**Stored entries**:
##########

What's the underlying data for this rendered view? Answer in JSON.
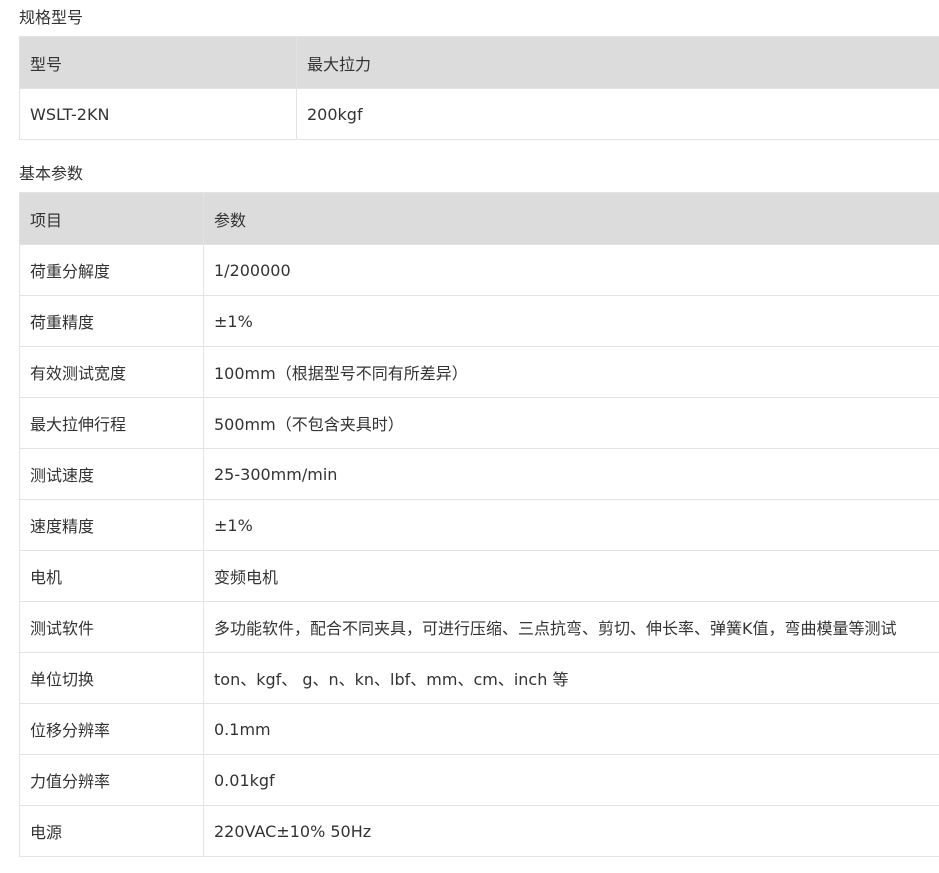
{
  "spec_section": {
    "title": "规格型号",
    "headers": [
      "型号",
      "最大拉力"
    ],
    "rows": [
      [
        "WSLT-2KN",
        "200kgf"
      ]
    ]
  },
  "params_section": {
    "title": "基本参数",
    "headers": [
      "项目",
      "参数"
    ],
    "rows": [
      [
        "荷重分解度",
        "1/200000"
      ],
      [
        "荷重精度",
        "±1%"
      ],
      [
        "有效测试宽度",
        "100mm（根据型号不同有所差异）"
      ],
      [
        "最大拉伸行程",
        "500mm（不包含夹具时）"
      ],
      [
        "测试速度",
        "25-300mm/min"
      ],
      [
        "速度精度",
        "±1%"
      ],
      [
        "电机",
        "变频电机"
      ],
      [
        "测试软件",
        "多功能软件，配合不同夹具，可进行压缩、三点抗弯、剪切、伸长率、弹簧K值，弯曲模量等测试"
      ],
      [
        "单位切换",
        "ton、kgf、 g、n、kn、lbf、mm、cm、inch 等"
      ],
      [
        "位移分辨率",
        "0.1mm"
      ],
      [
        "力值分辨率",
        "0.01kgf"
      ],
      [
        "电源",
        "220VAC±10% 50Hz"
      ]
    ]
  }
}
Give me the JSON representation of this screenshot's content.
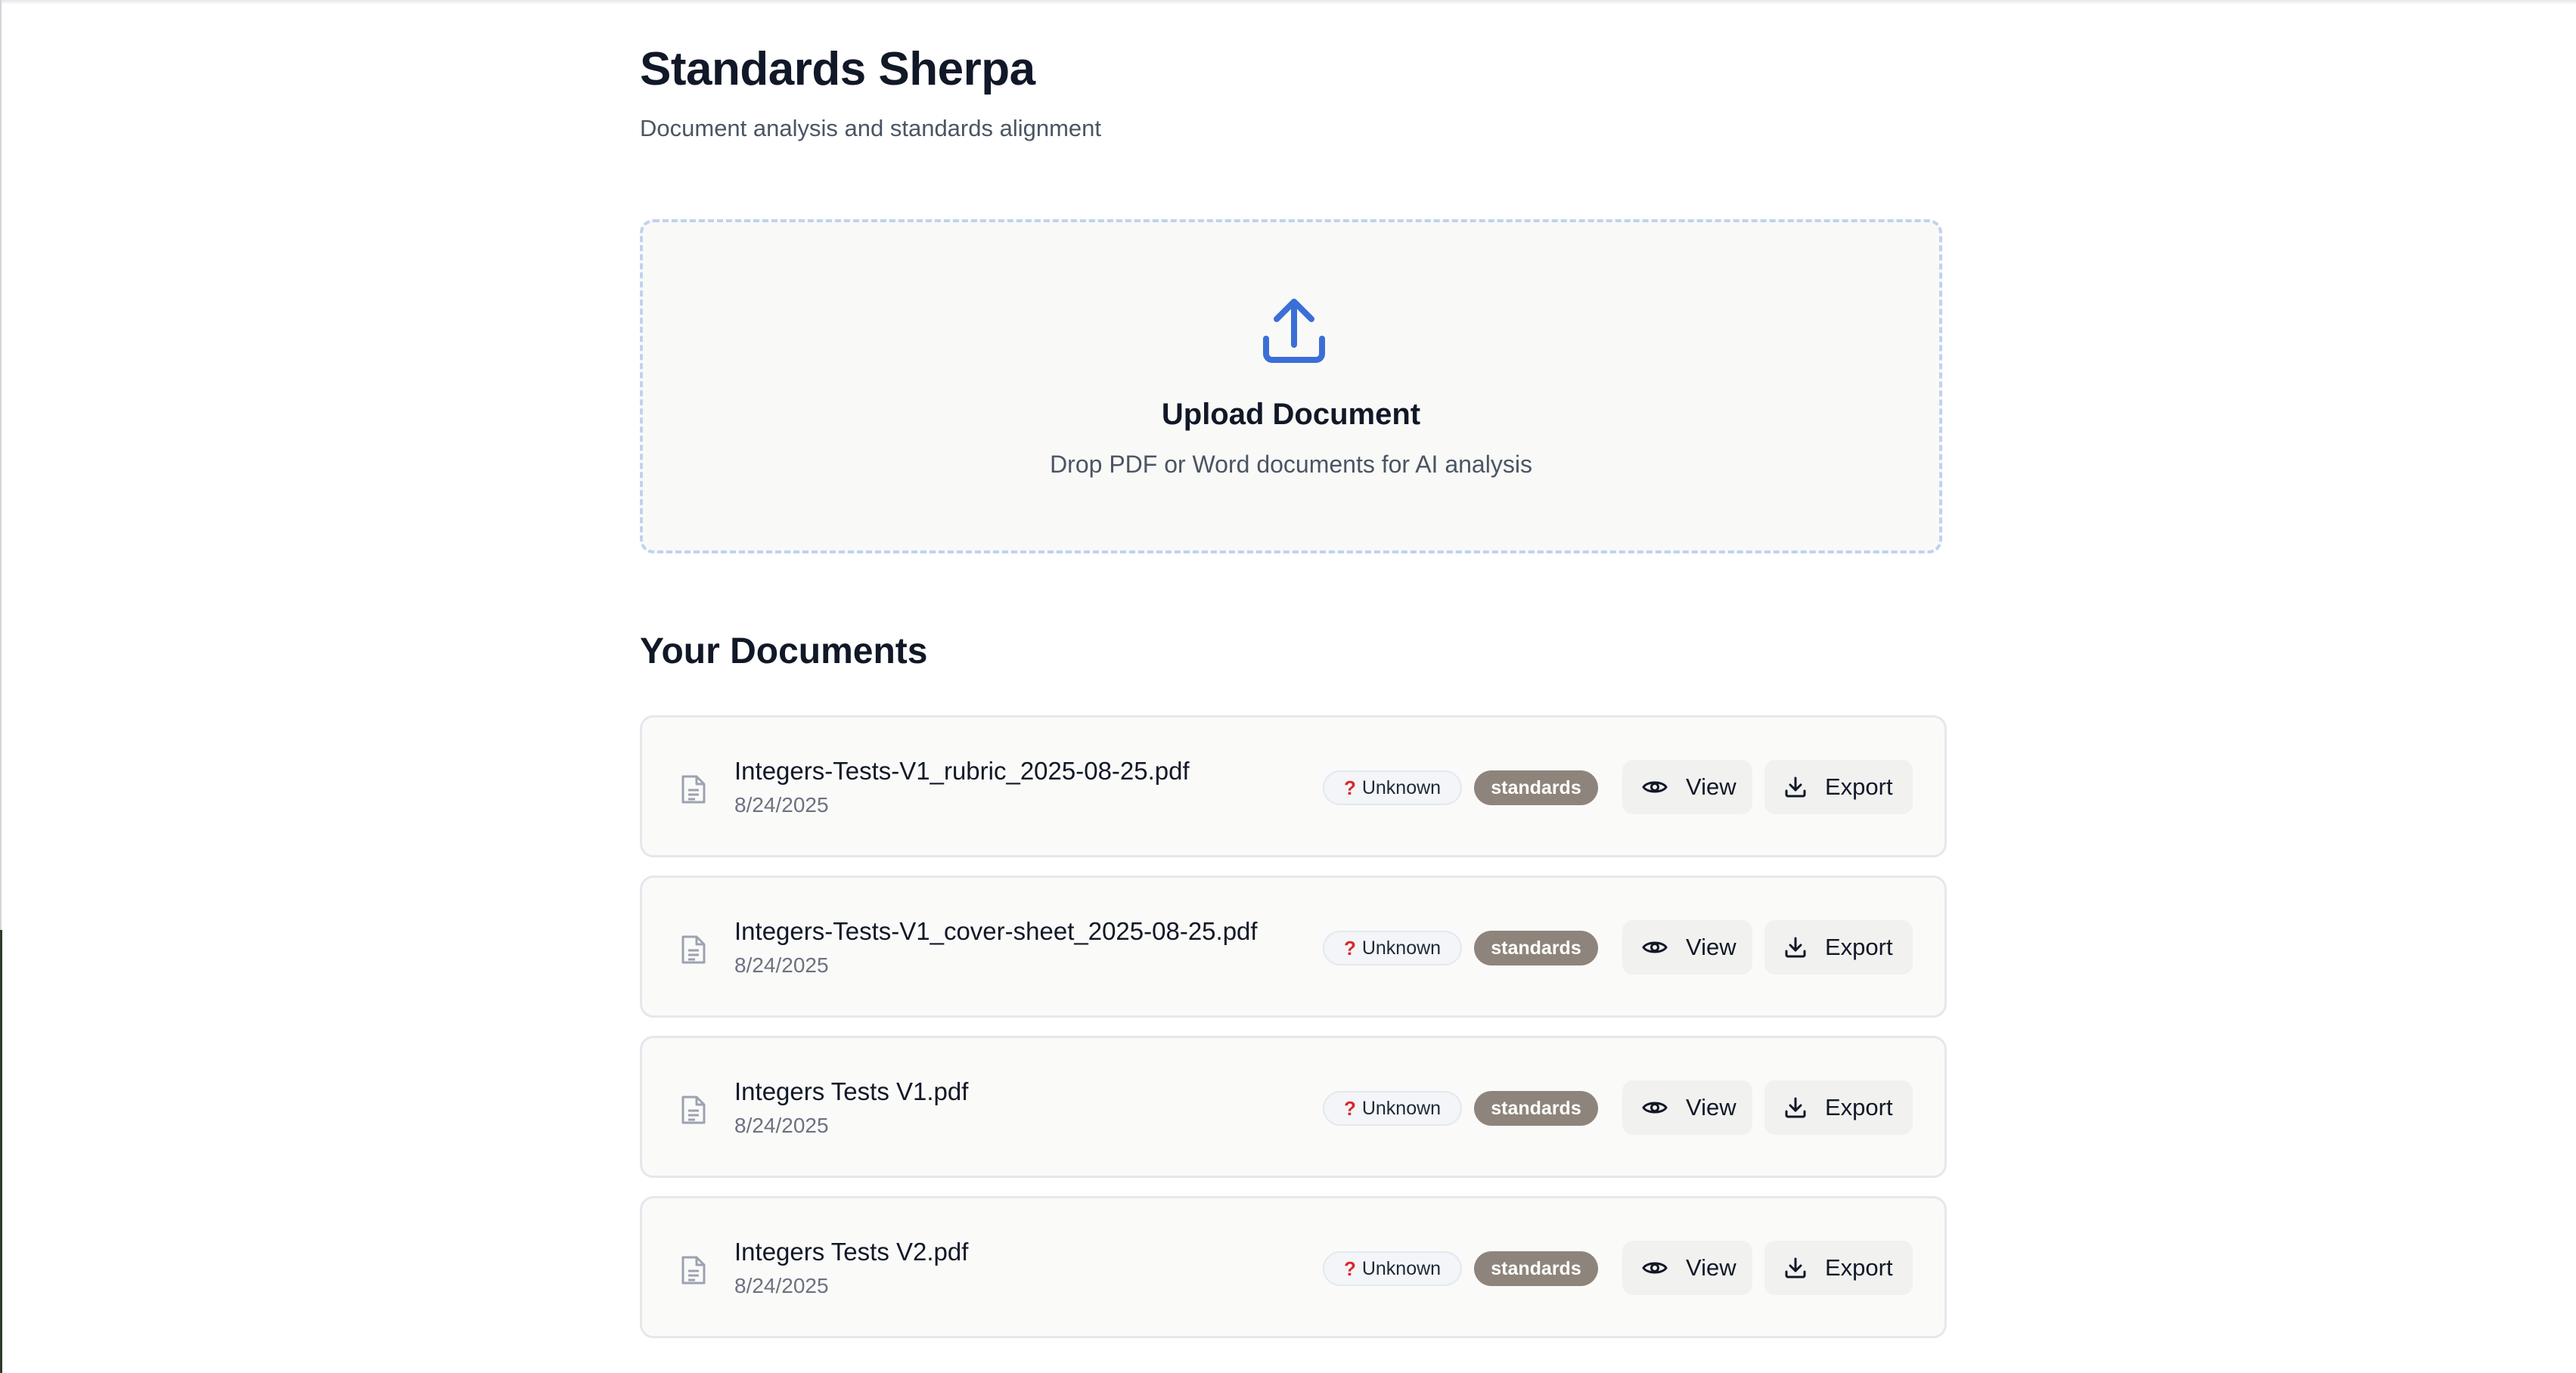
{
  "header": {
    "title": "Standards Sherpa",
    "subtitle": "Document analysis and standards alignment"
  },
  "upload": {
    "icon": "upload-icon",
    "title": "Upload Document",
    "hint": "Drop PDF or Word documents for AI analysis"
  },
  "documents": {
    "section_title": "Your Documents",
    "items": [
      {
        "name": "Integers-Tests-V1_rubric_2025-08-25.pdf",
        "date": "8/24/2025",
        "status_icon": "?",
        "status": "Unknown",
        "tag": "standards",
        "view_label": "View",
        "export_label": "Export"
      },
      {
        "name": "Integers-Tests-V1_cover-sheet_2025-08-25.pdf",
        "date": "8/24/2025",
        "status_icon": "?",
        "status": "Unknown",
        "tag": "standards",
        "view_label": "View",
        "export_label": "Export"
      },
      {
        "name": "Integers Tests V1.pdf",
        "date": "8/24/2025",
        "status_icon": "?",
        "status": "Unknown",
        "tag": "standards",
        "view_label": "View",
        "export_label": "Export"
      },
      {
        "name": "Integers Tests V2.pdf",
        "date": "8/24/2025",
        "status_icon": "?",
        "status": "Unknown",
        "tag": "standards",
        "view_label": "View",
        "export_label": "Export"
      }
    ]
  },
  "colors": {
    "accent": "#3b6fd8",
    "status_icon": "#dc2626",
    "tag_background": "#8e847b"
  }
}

##########

**WRITTEN INSTRUCTION**: Print the records word for word and exclude any picture they hold.

**RESPONSE FOR THIS EXERCISE**:
What's the underlying data for this rendered view? Answer in JSON.
{
  "spec_section": {
    "title": "规格型号",
    "headers": [
      "型号",
      "最大拉力"
    ],
    "rows": [
      [
        "WSLT-2KN",
        "200kgf"
      ]
    ]
  },
  "params_section": {
    "title": "基本参数",
    "headers": [
      "项目",
      "参数"
    ],
    "rows": [
      [
        "荷重分解度",
        "1/200000"
      ],
      [
        "荷重精度",
        "±1%"
      ],
      [
        "有效测试宽度",
        "100mm（根据型号不同有所差异）"
      ],
      [
        "最大拉伸行程",
        "500mm（不包含夹具时）"
      ],
      [
        "测试速度",
        "25-300mm/min"
      ],
      [
        "速度精度",
        "±1%"
      ],
      [
        "电机",
        "变频电机"
      ],
      [
        "测试软件",
        "多功能软件，配合不同夹具，可进行压缩、三点抗弯、剪切、伸长率、弹簧K值，弯曲模量等测试"
      ],
      [
        "单位切换",
        "ton、kgf、 g、n、kn、lbf、mm、cm、inch 等"
      ],
      [
        "位移分辨率",
        "0.1mm"
      ],
      [
        "力值分辨率",
        "0.01kgf"
      ],
      [
        "电源",
        "220VAC±10% 50Hz"
      ]
    ]
  }
}
Give me the JSON representation of this screenshot's content.
{
  "header": {
    "title": "Standards Sherpa",
    "subtitle": "Document analysis and standards alignment"
  },
  "upload": {
    "icon": "upload-icon",
    "title": "Upload Document",
    "hint": "Drop PDF or Word documents for AI analysis"
  },
  "documents": {
    "section_title": "Your Documents",
    "items": [
      {
        "name": "Integers-Tests-V1_rubric_2025-08-25.pdf",
        "date": "8/24/2025",
        "status_icon": "?",
        "status": "Unknown",
        "tag": "standards",
        "view_label": "View",
        "export_label": "Export"
      },
      {
        "name": "Integers-Tests-V1_cover-sheet_2025-08-25.pdf",
        "date": "8/24/2025",
        "status_icon": "?",
        "status": "Unknown",
        "tag": "standards",
        "view_label": "View",
        "export_label": "Export"
      },
      {
        "name": "Integers Tests V1.pdf",
        "date": "8/24/2025",
        "status_icon": "?",
        "status": "Unknown",
        "tag": "standards",
        "view_label": "View",
        "export_label": "Export"
      },
      {
        "name": "Integers Tests V2.pdf",
        "date": "8/24/2025",
        "status_icon": "?",
        "status": "Unknown",
        "tag": "standards",
        "view_label": "View",
        "export_label": "Export"
      }
    ]
  },
  "colors": {
    "accent": "#3b6fd8",
    "status_icon": "#dc2626",
    "tag_background": "#8e847b"
  }
}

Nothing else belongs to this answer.